_Objective_.
Output every record word for word.

[Stored data entries]
§
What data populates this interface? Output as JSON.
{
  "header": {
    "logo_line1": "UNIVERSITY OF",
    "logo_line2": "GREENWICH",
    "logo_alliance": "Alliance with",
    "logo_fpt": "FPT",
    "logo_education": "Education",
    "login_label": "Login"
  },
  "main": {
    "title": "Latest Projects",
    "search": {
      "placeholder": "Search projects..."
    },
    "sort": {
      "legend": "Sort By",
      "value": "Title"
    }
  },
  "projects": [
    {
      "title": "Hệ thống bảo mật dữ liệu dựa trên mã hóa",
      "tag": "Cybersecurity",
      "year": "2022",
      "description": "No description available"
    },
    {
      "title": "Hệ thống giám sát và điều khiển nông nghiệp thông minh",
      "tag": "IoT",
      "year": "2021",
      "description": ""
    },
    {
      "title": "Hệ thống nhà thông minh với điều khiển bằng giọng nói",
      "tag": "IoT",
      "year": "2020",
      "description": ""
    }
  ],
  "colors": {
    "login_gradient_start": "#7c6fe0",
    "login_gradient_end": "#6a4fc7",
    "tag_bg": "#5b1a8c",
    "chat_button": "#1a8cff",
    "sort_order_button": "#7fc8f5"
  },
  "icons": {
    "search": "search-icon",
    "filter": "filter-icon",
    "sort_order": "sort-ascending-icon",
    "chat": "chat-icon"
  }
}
§
_The answer_.
What data populates this interface? Output as JSON.
{
  "header": {
    "logo_line1": "UNIVERSITY OF",
    "logo_line2": "GREENWICH",
    "logo_alliance": "Alliance with",
    "logo_fpt": "FPT",
    "logo_education": "Education",
    "login_label": "Login"
  },
  "main": {
    "title": "Latest Projects",
    "search": {
      "placeholder": "Search projects..."
    },
    "sort": {
      "legend": "Sort By",
      "value": "Title"
    }
  },
  "projects": [
    {
      "title": "Hệ thống bảo mật dữ liệu dựa trên mã hóa",
      "tag": "Cybersecurity",
      "year": "2022",
      "description": "No description available"
    },
    {
      "title": "Hệ thống giám sát và điều khiển nông nghiệp thông minh",
      "tag": "IoT",
      "year": "2021",
      "description": ""
    },
    {
      "title": "Hệ thống nhà thông minh với điều khiển bằng giọng nói",
      "tag": "IoT",
      "year": "2020",
      "description": ""
    }
  ],
  "colors": {
    "login_gradient_start": "#7c6fe0",
    "login_gradient_end": "#6a4fc7",
    "tag_bg": "#5b1a8c",
    "chat_button": "#1a8cff",
    "sort_order_button": "#7fc8f5"
  },
  "icons": {
    "search": "search-icon",
    "filter": "filter-icon",
    "sort_order": "sort-ascending-icon",
    "chat": "chat-icon"
  }
}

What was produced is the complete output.